* **Passage**
<<<<

I call it a toss-up. It entirely depends on whether you're more
nauseated by smarmy, self-satisfied religiosity or dreary incantational
anaphora
delivered in tent-revival dialect.
If that's really what you want, fine. Go for it. But shouldn't there be
some content besides
platitudes about hope and change and a new day in America? For example,
I'd feel a lot better about both these gents if they'd demonstrated a
particle of knowledge about a country that didn't even exist when the
boilerplate in their stump sermons received its first halleluiahs
from a Sunday congregation. Maybe that's why Huckabee doesn't know that
Pakistan lies to the east of
Afghanistan. And maybe that's why Obama thinks Bush was stupid to
invade Iraq (pop. 27 million) instead of Pakistan (pop. 150 million), 40 percent of
whom admire Osama bin Laden, to win the war on terror without needless
loss of life. (I admit there's no explaining why Hillary Clinton knows nothing
whatever about the current political situation in Pakistan, but
that's a different kettle of fish.)

I understand the yearning of many Americans to return to a simpler
time, before 9/11 and all the unseemly ruckus it has caused, but let's
not go all the way back to 1860, or even 1960. Please.
That old-time religion is a hymn, not a political platform. If we
forget that, the time we're really going to return to is the
administration of Jimmy Carter. Which, if memory serves, didn't result
in too many hosannas.
.
This is a reality check for all you earnest Huckabee supporters. You
may think you're striking a blow for the religious right by flocking to
his banner, but that deep, consuming impetus you're feeling is not so
much the victorious charge of crusaders as the mob lunacy of lemmings.
If you succeed in nominating Huckabee, you will be putting the sword to
your own political influence in this country for the remainder of your
lifetimes. I kid you not.
I'm going to tell you the things no one else is willing to say. The
Democrats won't say them because the Huck-a-Boom is, to them, an
orgasmically delicious confirmation of all the worst things they have
ever thought about you, and they will be ecstatically pleased to watch
you destroy yourselves in his behalf. The Republicans -- even the
staunchest conservatives who have supported your causes in the past --
won't say them because they don't want what the liberals think about
you to be accurate, and they are deathly afraid that it is. Their
rapidly fading hope is that you'll come to your senses before the awful
truth has to be dumped on your heads like a 55-gallon drum of ice-cold
gatorade. In short, they're afraid of pissing you off. But I don't want
the liberals to win, and I don't care if I hurt your feelings. Because
you're being dopes.
There are only two possibilities about who Mike Huckabee is. The first
is that he's a sincere evangelical Christian who regards the world in
the simple terms he says he does. The second is that he's a cunning
politician who was born and raised among people of faith like you and
has learned how to exploit your faith to advance his own career. Both
of these possibilities are disasters waiting to happen.
If he's the good-hearted preacher who just happened to become governor
of Arkansas by an accident of circumstance rather than calculated
ambition, he's in way over his head. For example, when Huckabee claimed
he was receiving foreign policy advice from John Bolton, he was either
misrepresenting the facts or being absurdly naive. No matter how good
he is at heart, the United States and the world at large can't afford a
president who thinks he is learning foreign policy via email.

>>>>

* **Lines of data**
<<<<

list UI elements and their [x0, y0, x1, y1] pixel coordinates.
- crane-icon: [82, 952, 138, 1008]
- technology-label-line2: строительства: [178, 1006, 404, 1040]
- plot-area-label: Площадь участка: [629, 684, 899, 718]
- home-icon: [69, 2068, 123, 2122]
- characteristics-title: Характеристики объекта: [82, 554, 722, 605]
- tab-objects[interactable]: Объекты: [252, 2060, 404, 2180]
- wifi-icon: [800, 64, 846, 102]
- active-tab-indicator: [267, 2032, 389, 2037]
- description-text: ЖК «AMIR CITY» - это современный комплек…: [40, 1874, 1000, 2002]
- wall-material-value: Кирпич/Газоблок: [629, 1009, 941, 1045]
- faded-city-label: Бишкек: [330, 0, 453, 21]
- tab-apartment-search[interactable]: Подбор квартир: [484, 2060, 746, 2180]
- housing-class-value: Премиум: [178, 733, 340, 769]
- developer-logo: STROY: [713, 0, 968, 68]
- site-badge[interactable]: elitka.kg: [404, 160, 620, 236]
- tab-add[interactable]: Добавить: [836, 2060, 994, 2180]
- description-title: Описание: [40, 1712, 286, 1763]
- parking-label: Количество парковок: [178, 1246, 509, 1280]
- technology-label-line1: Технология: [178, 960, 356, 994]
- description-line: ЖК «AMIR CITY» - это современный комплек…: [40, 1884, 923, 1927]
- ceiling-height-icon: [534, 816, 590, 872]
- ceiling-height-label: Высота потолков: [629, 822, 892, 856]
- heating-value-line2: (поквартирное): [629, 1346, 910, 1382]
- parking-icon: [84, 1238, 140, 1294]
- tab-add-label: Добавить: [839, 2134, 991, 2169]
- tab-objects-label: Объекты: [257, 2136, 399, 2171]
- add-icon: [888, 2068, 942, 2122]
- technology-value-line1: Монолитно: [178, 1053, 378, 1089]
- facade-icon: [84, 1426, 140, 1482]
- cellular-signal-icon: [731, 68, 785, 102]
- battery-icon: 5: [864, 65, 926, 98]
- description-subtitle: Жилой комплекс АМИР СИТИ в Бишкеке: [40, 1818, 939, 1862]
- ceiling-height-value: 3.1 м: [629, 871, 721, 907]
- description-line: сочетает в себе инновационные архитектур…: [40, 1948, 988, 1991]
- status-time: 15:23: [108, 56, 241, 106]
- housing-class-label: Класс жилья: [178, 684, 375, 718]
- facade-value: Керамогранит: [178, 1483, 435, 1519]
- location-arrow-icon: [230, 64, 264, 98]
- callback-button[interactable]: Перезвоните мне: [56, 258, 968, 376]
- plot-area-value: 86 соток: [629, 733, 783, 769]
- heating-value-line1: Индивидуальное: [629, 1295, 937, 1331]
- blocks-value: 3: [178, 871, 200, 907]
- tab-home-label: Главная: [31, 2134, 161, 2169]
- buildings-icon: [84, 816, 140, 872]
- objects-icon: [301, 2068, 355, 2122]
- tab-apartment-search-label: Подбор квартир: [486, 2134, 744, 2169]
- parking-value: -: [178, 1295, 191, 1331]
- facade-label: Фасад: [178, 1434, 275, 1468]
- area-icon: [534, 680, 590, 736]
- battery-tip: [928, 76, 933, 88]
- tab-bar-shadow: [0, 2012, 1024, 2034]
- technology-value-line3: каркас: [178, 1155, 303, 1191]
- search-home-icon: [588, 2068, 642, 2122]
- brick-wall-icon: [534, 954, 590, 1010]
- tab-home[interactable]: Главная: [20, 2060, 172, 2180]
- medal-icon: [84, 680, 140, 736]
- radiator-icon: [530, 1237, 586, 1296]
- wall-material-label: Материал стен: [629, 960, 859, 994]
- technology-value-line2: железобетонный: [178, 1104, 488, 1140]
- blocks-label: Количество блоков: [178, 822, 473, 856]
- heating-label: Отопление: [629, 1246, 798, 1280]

>>>>

* **Tasks and exercises**
- A) Answer these questions from the piece on Mike Huckabee:
(i) What population does it give for Pakistan?
(ii) Whose administration does the writer say the country will really return to if it forgets that old-time religion is a hymn?
(iii) Who did Huckabee claim was giving him foreign policy advice?
- B) Name every person mentioned in the piece on Mike Huckabee.
- C) Write a continuation of the piece on Mike Huckabee, starting after its final sentence.

* **Task responses**
- A)
(i) 150 million
(ii) Jimmy Carter's
(iii) John Bolton

- B) Mike Huckabee, Obama, Bush, Osama bin Laden, Hillary Clinton, Jimmy Carter, John Bolton

- C)
And to the extent that you are willing to overlook this kind of
blunder, you are telling the 70 percent of your fellow citizens who
don't believe a literal interpretation of the Bible is the best
credential for political leadership that your powers of judgment are
nil. Huckabee the Preacher will be mocked and ridiculed and manipulated
into the worst electoral disaster in the history of the Republican
Party. Have you learned nothing about Democrats? They will be absolutely
ruthless about making him indistinguishable in every way from Gomer
Pyle.
On the other hand, Huckabee might be an absolutely ruthless politician
himself, a nominally Republican version of that other successful
Arkansas governor, Bill Clinton. If he is, he could actually succeed in
winning the presidency. Is this your secret hope, that he is some kind
of combination Machiavellian-Christian, venal enough to do the job and
yet moral enough to do it right? Forget it. That's a one-in-a-billion
shot. If he has the ambition and spine to be a strong president, he is
far more likely to be a Huey Long than an Abraham Lincoln -- corrupt,
vindictive, hypocritical, power-mad, and criminally sly rather than
intelligent. And, by the way, what are the charges that continue to
attach to Huck's governorship? Corrupt, vindictive, personally greedy, tax-happy and...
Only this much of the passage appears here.